━━━ Information provided ━━━
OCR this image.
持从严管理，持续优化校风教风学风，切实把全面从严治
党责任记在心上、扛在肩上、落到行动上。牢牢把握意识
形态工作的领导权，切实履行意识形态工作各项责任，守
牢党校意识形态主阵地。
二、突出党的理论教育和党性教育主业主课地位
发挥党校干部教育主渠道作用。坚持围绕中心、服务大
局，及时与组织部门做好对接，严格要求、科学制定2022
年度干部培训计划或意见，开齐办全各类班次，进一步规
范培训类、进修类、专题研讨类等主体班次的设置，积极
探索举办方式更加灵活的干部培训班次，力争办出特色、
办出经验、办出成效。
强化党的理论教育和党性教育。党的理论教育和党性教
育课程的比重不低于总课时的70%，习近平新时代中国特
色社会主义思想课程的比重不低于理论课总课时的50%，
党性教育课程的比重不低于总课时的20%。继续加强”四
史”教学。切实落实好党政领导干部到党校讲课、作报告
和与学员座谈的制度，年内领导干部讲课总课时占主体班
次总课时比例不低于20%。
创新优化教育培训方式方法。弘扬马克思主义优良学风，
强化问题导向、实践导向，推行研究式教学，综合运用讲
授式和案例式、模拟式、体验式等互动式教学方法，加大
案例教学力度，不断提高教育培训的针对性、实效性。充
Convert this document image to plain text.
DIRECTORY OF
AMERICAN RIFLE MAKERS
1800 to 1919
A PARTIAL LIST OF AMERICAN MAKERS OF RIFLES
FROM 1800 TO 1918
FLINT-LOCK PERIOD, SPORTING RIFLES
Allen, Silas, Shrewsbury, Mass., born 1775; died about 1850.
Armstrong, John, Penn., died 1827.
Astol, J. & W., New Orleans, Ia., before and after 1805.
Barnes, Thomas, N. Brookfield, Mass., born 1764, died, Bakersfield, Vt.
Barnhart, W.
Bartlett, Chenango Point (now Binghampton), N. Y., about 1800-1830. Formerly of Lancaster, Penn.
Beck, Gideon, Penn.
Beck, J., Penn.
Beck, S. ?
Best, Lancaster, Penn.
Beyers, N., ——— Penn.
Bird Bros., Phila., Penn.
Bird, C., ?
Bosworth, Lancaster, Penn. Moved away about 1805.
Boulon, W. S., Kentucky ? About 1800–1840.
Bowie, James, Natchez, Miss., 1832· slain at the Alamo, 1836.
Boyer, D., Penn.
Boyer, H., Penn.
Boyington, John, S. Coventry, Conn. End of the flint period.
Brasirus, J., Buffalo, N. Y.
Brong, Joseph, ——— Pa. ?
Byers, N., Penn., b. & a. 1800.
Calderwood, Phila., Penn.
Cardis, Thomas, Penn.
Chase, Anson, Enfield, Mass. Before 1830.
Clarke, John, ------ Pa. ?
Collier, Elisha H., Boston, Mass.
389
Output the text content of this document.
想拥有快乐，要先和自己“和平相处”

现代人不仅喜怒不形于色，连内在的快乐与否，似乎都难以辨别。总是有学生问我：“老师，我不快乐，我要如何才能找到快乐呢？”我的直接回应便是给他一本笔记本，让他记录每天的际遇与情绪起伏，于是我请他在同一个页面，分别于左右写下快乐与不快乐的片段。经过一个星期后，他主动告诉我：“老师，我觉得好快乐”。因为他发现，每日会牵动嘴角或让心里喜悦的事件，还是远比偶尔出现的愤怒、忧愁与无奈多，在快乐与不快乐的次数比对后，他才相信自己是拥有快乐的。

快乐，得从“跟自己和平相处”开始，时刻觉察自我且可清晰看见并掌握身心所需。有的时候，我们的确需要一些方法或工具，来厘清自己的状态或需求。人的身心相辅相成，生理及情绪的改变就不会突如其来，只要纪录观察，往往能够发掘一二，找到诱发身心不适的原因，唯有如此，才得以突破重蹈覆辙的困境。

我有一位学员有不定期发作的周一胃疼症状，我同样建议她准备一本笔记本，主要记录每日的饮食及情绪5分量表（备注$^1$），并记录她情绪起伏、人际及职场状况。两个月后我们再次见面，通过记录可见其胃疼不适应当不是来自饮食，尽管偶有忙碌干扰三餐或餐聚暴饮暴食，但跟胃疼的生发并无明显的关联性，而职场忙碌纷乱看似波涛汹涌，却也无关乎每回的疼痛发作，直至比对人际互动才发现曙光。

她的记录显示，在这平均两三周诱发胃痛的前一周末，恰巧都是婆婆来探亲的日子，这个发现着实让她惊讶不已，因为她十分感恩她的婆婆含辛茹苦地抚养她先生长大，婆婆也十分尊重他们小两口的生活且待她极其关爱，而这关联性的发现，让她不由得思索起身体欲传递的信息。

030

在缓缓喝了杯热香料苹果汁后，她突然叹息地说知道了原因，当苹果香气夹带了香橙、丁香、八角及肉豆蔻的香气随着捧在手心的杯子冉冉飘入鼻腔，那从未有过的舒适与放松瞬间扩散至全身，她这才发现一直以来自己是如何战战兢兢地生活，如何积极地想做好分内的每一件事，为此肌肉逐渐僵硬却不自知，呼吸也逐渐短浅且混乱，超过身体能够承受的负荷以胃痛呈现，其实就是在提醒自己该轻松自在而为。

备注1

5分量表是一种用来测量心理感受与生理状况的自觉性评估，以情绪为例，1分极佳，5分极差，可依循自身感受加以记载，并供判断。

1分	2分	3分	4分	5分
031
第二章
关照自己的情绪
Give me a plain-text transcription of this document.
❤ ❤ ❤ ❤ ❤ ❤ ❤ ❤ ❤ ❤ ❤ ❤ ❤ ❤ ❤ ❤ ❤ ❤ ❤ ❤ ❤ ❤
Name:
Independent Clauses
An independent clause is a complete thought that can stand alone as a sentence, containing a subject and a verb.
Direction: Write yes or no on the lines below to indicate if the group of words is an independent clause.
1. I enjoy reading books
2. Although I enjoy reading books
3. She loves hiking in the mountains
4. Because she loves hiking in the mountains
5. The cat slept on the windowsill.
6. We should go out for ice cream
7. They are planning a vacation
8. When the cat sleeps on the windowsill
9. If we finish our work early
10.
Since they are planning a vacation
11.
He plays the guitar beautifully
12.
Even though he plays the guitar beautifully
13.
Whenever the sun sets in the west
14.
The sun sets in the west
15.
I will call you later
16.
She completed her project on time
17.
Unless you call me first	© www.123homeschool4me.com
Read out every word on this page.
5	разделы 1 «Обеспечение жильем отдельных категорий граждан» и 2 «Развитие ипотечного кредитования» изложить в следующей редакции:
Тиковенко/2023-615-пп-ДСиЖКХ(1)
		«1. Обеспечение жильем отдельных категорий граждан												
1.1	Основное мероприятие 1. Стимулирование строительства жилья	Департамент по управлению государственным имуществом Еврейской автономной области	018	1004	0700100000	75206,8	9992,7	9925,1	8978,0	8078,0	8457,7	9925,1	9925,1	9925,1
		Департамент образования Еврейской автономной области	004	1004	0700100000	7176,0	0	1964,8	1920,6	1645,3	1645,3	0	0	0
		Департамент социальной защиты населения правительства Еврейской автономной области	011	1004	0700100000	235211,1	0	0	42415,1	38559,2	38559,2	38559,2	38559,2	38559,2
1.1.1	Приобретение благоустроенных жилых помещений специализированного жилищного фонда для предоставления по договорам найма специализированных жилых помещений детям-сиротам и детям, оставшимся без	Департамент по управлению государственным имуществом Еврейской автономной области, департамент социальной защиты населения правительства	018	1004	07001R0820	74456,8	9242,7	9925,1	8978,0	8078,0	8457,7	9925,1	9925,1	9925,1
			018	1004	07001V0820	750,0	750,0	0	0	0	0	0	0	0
━━━
— Instructions for the task —
Extract each entry in full and write it down exactly.

— Task output —
OCR this image.
持从严管理，持续优化校风教风学风，切实把全面从严治
党责任记在心上、扛在肩上、落到行动上。牢牢把握意识
形态工作的领导权，切实履行意识形态工作各项责任，守
牢党校意识形态主阵地。
二、突出党的理论教育和党性教育主业主课地位
发挥党校干部教育主渠道作用。坚持围绕中心、服务大
局，及时与组织部门做好对接，严格要求、科学制定2022
年度干部培训计划或意见，开齐办全各类班次，进一步规
范培训类、进修类、专题研讨类等主体班次的设置，积极
探索举办方式更加灵活的干部培训班次，力争办出特色、
办出经验、办出成效。
强化党的理论教育和党性教育。党的理论教育和党性教
育课程的比重不低于总课时的70%，习近平新时代中国特
色社会主义思想课程的比重不低于理论课总课时的50%，
党性教育课程的比重不低于总课时的20%。继续加强”四
史”教学。切实落实好党政领导干部到党校讲课、作报告
和与学员座谈的制度，年内领导干部讲课总课时占主体班
次总课时比例不低于20%。
创新优化教育培训方式方法。弘扬马克思主义优良学风，
强化问题导向、实践导向，推行研究式教学，综合运用讲
授式和案例式、模拟式、体验式等互动式教学方法，加大
案例教学力度，不断提高教育培训的针对性、实效性。充
Convert this document image to plain text.
DIRECTORY OF
AMERICAN RIFLE MAKERS
1800 to 1919
A PARTIAL LIST OF AMERICAN MAKERS OF RIFLES
FROM 1800 TO 1918
FLINT-LOCK PERIOD, SPORTING RIFLES
Allen, Silas, Shrewsbury, Mass., born 1775; died about 1850.
Armstrong, John, Penn., died 1827.
Astol, J. & W., New Orleans, Ia., before and after 1805.
Barnes, Thomas, N. Brookfield, Mass., born 1764, died, Bakersfield, Vt.
Barnhart, W.
Bartlett, Chenango Point (now Binghampton), N. Y., about 1800-1830. Formerly of Lancaster, Penn.
Beck, Gideon, Penn.
Beck, J., Penn.
Beck, S. ?
Best, Lancaster, Penn.
Beyers, N., ——— Penn.
Bird Bros., Phila., Penn.
Bird, C., ?
Bosworth, Lancaster, Penn. Moved away about 1805.
Boulon, W. S., Kentucky ? About 1800–1840.
Bowie, James, Natchez, Miss., 1832· slain at the Alamo, 1836.
Boyer, D., Penn.
Boyer, H., Penn.
Boyington, John, S. Coventry, Conn. End of the flint period.
Brasirus, J., Buffalo, N. Y.
Brong, Joseph, ——— Pa. ?
Byers, N., Penn., b. & a. 1800.
Calderwood, Phila., Penn.
Cardis, Thomas, Penn.
Chase, Anson, Enfield, Mass. Before 1830.
Clarke, John, ------ Pa. ?
Collier, Elisha H., Boston, Mass.
389
Output the text content of this document.
想拥有快乐，要先和自己“和平相处”

现代人不仅喜怒不形于色，连内在的快乐与否，似乎都难以辨别。总是有学生问我：“老师，我不快乐，我要如何才能找到快乐呢？”我的直接回应便是给他一本笔记本，让他记录每天的际遇与情绪起伏，于是我请他在同一个页面，分别于左右写下快乐与不快乐的片段。经过一个星期后，他主动告诉我：“老师，我觉得好快乐”。因为他发现，每日会牵动嘴角或让心里喜悦的事件，还是远比偶尔出现的愤怒、忧愁与无奈多，在快乐与不快乐的次数比对后，他才相信自己是拥有快乐的。

快乐，得从“跟自己和平相处”开始，时刻觉察自我且可清晰看见并掌握身心所需。有的时候，我们的确需要一些方法或工具，来厘清自己的状态或需求。人的身心相辅相成，生理及情绪的改变就不会突如其来，只要纪录观察，往往能够发掘一二，找到诱发身心不适的原因，唯有如此，才得以突破重蹈覆辙的困境。

我有一位学员有不定期发作的周一胃疼症状，我同样建议她准备一本笔记本，主要记录每日的饮食及情绪5分量表（备注$^1$），并记录她情绪起伏、人际及职场状况。两个月后我们再次见面，通过记录可见其胃疼不适应当不是来自饮食，尽管偶有忙碌干扰三餐或餐聚暴饮暴食，但跟胃疼的生发并无明显的关联性，而职场忙碌纷乱看似波涛汹涌，却也无关乎每回的疼痛发作，直至比对人际互动才发现曙光。

她的记录显示，在这平均两三周诱发胃痛的前一周末，恰巧都是婆婆来探亲的日子，这个发现着实让她惊讶不已，因为她十分感恩她的婆婆含辛茹苦地抚养她先生长大，婆婆也十分尊重他们小两口的生活且待她极其关爱，而这关联性的发现，让她不由得思索起身体欲传递的信息。

030

在缓缓喝了杯热香料苹果汁后，她突然叹息地说知道了原因，当苹果香气夹带了香橙、丁香、八角及肉豆蔻的香气随着捧在手心的杯子冉冉飘入鼻腔，那从未有过的舒适与放松瞬间扩散至全身，她这才发现一直以来自己是如何战战兢兢地生活，如何积极地想做好分内的每一件事，为此肌肉逐渐僵硬却不自知，呼吸也逐渐短浅且混乱，超过身体能够承受的负荷以胃痛呈现，其实就是在提醒自己该轻松自在而为。

备注1

5分量表是一种用来测量心理感受与生理状况的自觉性评估，以情绪为例，1分极佳，5分极差，可依循自身感受加以记载，并供判断。

1分	2分	3分	4分	5分
031
第二章
关照自己的情绪
Give me a plain-text transcription of this document.
❤ ❤ ❤ ❤ ❤ ❤ ❤ ❤ ❤ ❤ ❤ ❤ ❤ ❤ ❤ ❤ ❤ ❤ ❤ ❤ ❤ ❤
Name:
Independent Clauses
An independent clause is a complete thought that can stand alone as a sentence, containing a subject and a verb.
Direction: Write yes or no on the lines below to indicate if the group of words is an independent clause.
1. I enjoy reading books
2. Although I enjoy reading books
3. She loves hiking in the mountains
4. Because she loves hiking in the mountains
5. The cat slept on the windowsill.
6. We should go out for ice cream
7. They are planning a vacation
8. When the cat sleeps on the windowsill
9. If we finish our work early
10.
Since they are planning a vacation
11.
He plays the guitar beautifully
12.
Even though he plays the guitar beautifully
13.
Whenever the sun sets in the west
14.
The sun sets in the west
15.
I will call you later
16.
She completed her project on time
17.
Unless you call me first	© www.123homeschool4me.com
Read out every word on this page.
5	разделы 1 «Обеспечение жильем отдельных категорий граждан» и 2 «Развитие ипотечного кредитования» изложить в следующей редакции:
Тиковенко/2023-615-пп-ДСиЖКХ(1)
		«1. Обеспечение жильем отдельных категорий граждан												
1.1	Основное мероприятие 1. Стимулирование строительства жилья	Департамент по управлению государственным имуществом Еврейской автономной области	018	1004	0700100000	75206,8	9992,7	9925,1	8978,0	8078,0	8457,7	9925,1	9925,1	9925,1
		Департамент образования Еврейской автономной области	004	1004	0700100000	7176,0	0	1964,8	1920,6	1645,3	1645,3	0	0	0
		Департамент социальной защиты населения правительства Еврейской автономной области	011	1004	0700100000	235211,1	0	0	42415,1	38559,2	38559,2	38559,2	38559,2	38559,2
1.1.1	Приобретение благоустроенных жилых помещений специализированного жилищного фонда для предоставления по договорам найма специализированных жилых помещений детям-сиротам и детям, оставшимся без	Департамент по управлению государственным имуществом Еврейской автономной области, департамент социальной защиты населения правительства	018	1004	07001R0820	74456,8	9242,7	9925,1	8978,0	8078,0	8457,7	9925,1	9925,1	9925,1
			018	1004	07001V0820	750,0	750,0	0	0	0	0	0	0	0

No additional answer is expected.